MATERIAL PROVIDED:
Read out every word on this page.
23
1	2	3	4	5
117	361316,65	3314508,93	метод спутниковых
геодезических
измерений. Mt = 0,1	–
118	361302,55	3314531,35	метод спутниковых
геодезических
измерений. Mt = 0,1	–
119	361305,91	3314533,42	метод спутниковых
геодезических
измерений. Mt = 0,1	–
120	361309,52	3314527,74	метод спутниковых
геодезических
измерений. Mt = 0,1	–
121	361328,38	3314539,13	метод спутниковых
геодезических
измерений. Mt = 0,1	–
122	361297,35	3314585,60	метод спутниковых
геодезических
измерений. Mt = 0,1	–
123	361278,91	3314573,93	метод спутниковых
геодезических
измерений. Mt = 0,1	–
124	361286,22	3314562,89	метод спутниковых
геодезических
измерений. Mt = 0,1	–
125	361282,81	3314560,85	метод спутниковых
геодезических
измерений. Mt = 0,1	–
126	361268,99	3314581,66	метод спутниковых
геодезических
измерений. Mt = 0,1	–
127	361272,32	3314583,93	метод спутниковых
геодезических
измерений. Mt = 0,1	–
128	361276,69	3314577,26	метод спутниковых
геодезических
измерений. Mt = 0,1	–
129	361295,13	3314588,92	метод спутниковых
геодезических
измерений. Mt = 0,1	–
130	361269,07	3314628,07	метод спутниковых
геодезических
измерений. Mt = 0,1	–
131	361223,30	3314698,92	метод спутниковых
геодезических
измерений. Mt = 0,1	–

WORK TO DO: Transcribe the records above exactly as they appear.

TASK RESULT:
Read out every word on this page.
23
1	2	3	4	5
117	361316,65	3314508,93	метод спутниковых
геодезических
измерений. Mt = 0,1	–
118	361302,55	3314531,35	метод спутниковых
геодезических
измерений. Mt = 0,1	–
119	361305,91	3314533,42	метод спутниковых
геодезических
измерений. Mt = 0,1	–
120	361309,52	3314527,74	метод спутниковых
геодезических
измерений. Mt = 0,1	–
121	361328,38	3314539,13	метод спутниковых
геодезических
измерений. Mt = 0,1	–
122	361297,35	3314585,60	метод спутниковых
геодезических
измерений. Mt = 0,1	–
123	361278,91	3314573,93	метод спутниковых
геодезических
измерений. Mt = 0,1	–
124	361286,22	3314562,89	метод спутниковых
геодезических
измерений. Mt = 0,1	–
125	361282,81	3314560,85	метод спутниковых
геодезических
измерений. Mt = 0,1	–
126	361268,99	3314581,66	метод спутниковых
геодезических
измерений. Mt = 0,1	–
127	361272,32	3314583,93	метод спутниковых
геодезических
измерений. Mt = 0,1	–
128	361276,69	3314577,26	метод спутниковых
геодезических
измерений. Mt = 0,1	–
129	361295,13	3314588,92	метод спутниковых
геодезических
измерений. Mt = 0,1	–
130	361269,07	3314628,07	метод спутниковых
геодезических
измерений. Mt = 0,1	–
131	361223,30	3314698,92	метод спутниковых
геодезических
измерений. Mt = 0,1	–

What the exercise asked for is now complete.